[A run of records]
..........
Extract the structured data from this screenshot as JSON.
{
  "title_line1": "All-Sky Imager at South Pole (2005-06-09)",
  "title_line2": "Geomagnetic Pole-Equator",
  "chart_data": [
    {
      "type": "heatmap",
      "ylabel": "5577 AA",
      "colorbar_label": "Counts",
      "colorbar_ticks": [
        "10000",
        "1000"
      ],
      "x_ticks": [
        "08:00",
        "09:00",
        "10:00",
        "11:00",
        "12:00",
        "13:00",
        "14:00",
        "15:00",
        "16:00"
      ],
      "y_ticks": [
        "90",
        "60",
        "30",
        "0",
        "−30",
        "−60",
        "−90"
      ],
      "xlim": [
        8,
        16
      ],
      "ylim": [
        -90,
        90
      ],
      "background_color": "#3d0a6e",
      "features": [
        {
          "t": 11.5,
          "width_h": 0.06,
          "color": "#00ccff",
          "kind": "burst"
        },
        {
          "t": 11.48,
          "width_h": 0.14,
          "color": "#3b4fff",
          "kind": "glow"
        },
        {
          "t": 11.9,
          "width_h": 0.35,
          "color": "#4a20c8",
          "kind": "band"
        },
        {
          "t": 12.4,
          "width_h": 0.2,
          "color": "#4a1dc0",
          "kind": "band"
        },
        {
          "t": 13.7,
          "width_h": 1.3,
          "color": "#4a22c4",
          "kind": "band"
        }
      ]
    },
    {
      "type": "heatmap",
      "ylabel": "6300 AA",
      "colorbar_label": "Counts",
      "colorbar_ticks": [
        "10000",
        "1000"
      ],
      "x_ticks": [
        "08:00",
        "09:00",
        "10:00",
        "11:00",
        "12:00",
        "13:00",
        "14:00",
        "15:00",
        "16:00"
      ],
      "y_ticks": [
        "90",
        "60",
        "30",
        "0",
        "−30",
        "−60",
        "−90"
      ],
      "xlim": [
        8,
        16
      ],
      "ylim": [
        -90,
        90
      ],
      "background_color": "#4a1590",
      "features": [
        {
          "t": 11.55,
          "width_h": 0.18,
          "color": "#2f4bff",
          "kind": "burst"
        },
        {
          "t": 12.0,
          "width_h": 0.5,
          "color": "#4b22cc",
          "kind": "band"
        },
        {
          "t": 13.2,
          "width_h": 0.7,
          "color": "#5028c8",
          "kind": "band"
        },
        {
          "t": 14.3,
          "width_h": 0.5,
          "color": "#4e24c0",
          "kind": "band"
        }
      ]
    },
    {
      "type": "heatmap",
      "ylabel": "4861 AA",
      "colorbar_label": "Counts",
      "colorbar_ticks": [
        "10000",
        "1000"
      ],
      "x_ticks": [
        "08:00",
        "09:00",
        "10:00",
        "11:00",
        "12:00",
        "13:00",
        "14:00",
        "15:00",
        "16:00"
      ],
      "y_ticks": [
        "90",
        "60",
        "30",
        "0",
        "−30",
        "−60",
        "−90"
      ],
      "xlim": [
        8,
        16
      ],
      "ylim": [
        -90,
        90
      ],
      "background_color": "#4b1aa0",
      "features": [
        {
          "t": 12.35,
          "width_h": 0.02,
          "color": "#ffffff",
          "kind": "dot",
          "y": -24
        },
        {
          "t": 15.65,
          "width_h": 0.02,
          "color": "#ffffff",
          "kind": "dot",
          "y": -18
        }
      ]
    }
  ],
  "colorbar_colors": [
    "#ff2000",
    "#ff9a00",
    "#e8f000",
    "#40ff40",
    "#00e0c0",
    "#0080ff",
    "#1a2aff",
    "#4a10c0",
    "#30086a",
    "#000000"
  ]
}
..........
Exercise brief:
Produce an exact copy of the whole listing.

Result of the exercise:
Extract the structured data from this screenshot as JSON.
{
  "title_line1": "All-Sky Imager at South Pole (2005-06-09)",
  "title_line2": "Geomagnetic Pole-Equator",
  "chart_data": [
    {
      "type": "heatmap",
      "ylabel": "5577 AA",
      "colorbar_label": "Counts",
      "colorbar_ticks": [
        "10000",
        "1000"
      ],
      "x_ticks": [
        "08:00",
        "09:00",
        "10:00",
        "11:00",
        "12:00",
        "13:00",
        "14:00",
        "15:00",
        "16:00"
      ],
      "y_ticks": [
        "90",
        "60",
        "30",
        "0",
        "−30",
        "−60",
        "−90"
      ],
      "xlim": [
        8,
        16
      ],
      "ylim": [
        -90,
        90
      ],
      "background_color": "#3d0a6e",
      "features": [
        {
          "t": 11.5,
          "width_h": 0.06,
          "color": "#00ccff",
          "kind": "burst"
        },
        {
          "t": 11.48,
          "width_h": 0.14,
          "color": "#3b4fff",
          "kind": "glow"
        },
        {
          "t": 11.9,
          "width_h": 0.35,
          "color": "#4a20c8",
          "kind": "band"
        },
        {
          "t": 12.4,
          "width_h": 0.2,
          "color": "#4a1dc0",
          "kind": "band"
        },
        {
          "t": 13.7,
          "width_h": 1.3,
          "color": "#4a22c4",
          "kind": "band"
        }
      ]
    },
    {
      "type": "heatmap",
      "ylabel": "6300 AA",
      "colorbar_label": "Counts",
      "colorbar_ticks": [
        "10000",
        "1000"
      ],
      "x_ticks": [
        "08:00",
        "09:00",
        "10:00",
        "11:00",
        "12:00",
        "13:00",
        "14:00",
        "15:00",
        "16:00"
      ],
      "y_ticks": [
        "90",
        "60",
        "30",
        "0",
        "−30",
        "−60",
        "−90"
      ],
      "xlim": [
        8,
        16
      ],
      "ylim": [
        -90,
        90
      ],
      "background_color": "#4a1590",
      "features": [
        {
          "t": 11.55,
          "width_h": 0.18,
          "color": "#2f4bff",
          "kind": "burst"
        },
        {
          "t": 12.0,
          "width_h": 0.5,
          "color": "#4b22cc",
          "kind": "band"
        },
        {
          "t": 13.2,
          "width_h": 0.7,
          "color": "#5028c8",
          "kind": "band"
        },
        {
          "t": 14.3,
          "width_h": 0.5,
          "color": "#4e24c0",
          "kind": "band"
        }
      ]
    },
    {
      "type": "heatmap",
      "ylabel": "4861 AA",
      "colorbar_label": "Counts",
      "colorbar_ticks": [
        "10000",
        "1000"
      ],
      "x_ticks": [
        "08:00",
        "09:00",
        "10:00",
        "11:00",
        "12:00",
        "13:00",
        "14:00",
        "15:00",
        "16:00"
      ],
      "y_ticks": [
        "90",
        "60",
        "30",
        "0",
        "−30",
        "−60",
        "−90"
      ],
      "xlim": [
        8,
        16
      ],
      "ylim": [
        -90,
        90
      ],
      "background_color": "#4b1aa0",
      "features": [
        {
          "t": 12.35,
          "width_h": 0.02,
          "color": "#ffffff",
          "kind": "dot",
          "y": -24
        },
        {
          "t": 15.65,
          "width_h": 0.02,
          "color": "#ffffff",
          "kind": "dot",
          "y": -18
        }
      ]
    }
  ],
  "colorbar_colors": [
    "#ff2000",
    "#ff9a00",
    "#e8f000",
    "#40ff40",
    "#00e0c0",
    "#0080ff",
    "#1a2aff",
    "#4a10c0",
    "#30086a",
    "#000000"
  ]
}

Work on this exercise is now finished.